* start Extracted entries *

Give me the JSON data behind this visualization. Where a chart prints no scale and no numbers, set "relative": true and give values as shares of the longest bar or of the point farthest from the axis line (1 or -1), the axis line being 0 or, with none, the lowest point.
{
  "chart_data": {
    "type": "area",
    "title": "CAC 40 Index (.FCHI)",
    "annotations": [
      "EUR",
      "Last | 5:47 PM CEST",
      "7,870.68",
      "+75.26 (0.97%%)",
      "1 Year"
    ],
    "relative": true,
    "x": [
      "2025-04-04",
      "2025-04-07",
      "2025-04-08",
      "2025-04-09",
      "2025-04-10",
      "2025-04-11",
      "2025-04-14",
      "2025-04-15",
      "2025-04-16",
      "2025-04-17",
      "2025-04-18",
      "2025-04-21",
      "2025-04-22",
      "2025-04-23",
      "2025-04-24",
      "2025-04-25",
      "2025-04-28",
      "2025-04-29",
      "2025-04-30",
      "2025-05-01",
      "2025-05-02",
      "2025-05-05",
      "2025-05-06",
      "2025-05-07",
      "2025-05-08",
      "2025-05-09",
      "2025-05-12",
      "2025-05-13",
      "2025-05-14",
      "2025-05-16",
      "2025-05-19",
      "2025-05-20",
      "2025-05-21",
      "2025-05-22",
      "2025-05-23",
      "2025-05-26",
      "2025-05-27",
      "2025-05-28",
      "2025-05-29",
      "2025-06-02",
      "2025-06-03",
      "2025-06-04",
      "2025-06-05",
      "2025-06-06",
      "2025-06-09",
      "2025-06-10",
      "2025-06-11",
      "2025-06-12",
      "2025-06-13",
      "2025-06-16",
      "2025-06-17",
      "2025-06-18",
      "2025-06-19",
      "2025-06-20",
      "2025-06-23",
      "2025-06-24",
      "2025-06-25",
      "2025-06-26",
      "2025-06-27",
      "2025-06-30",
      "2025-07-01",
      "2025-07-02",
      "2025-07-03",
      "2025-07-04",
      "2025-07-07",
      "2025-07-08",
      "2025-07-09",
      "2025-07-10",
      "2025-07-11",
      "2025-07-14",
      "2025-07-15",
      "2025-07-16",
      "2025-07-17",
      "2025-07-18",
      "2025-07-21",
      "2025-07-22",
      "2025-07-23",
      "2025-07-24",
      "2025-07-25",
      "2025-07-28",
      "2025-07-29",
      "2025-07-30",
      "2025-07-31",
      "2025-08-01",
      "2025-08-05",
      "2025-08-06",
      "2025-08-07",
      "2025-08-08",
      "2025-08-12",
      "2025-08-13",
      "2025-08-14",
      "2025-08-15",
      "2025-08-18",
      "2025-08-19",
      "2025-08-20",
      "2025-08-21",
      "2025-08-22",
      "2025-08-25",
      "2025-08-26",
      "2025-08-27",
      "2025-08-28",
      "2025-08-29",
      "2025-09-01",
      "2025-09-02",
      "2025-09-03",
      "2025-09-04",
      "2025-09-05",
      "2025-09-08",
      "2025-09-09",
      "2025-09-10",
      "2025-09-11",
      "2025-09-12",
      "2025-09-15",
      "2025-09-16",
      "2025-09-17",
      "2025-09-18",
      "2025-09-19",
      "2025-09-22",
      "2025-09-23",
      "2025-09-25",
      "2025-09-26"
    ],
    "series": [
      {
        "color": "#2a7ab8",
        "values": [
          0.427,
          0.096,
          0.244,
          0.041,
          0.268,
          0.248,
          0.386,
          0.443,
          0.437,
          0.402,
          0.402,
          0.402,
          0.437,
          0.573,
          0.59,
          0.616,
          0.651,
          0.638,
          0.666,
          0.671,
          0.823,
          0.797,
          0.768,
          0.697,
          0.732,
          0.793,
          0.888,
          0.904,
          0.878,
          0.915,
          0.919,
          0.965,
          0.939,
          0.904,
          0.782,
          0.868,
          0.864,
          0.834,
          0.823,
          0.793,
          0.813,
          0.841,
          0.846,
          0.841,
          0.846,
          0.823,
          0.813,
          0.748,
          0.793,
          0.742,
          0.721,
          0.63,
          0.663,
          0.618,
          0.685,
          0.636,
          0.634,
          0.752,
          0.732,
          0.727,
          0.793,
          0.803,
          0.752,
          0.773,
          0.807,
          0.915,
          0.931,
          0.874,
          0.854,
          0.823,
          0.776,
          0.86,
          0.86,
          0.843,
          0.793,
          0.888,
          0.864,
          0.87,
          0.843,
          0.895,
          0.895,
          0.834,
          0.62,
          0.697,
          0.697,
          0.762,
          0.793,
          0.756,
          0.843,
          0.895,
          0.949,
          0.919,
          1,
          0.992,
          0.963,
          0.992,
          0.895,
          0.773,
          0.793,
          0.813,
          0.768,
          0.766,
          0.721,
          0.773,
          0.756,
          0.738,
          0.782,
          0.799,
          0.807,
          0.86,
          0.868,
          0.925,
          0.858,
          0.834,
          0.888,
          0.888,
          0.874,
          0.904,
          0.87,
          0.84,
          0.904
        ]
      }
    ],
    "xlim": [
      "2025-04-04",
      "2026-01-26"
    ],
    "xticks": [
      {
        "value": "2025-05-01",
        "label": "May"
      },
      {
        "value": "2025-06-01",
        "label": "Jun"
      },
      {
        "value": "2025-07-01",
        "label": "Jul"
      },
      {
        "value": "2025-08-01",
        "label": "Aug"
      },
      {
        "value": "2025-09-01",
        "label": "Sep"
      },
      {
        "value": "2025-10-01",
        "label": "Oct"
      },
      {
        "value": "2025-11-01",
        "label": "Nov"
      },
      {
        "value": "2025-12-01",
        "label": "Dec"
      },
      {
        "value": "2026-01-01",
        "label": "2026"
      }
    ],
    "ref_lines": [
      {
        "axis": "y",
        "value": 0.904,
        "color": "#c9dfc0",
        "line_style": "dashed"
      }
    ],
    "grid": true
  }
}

* end Extracted entries *

Go through the data and gather every line that holds "true".

Give me the JSON data behind this visualization. Where a chart prints no scale and no numbers, set "relative": true and give values as shares of the longest bar or of the point farthest from the axis line (1 or -1), the axis line being 0 or, with none, the lowest point.
    "relative": true,
    "grid": true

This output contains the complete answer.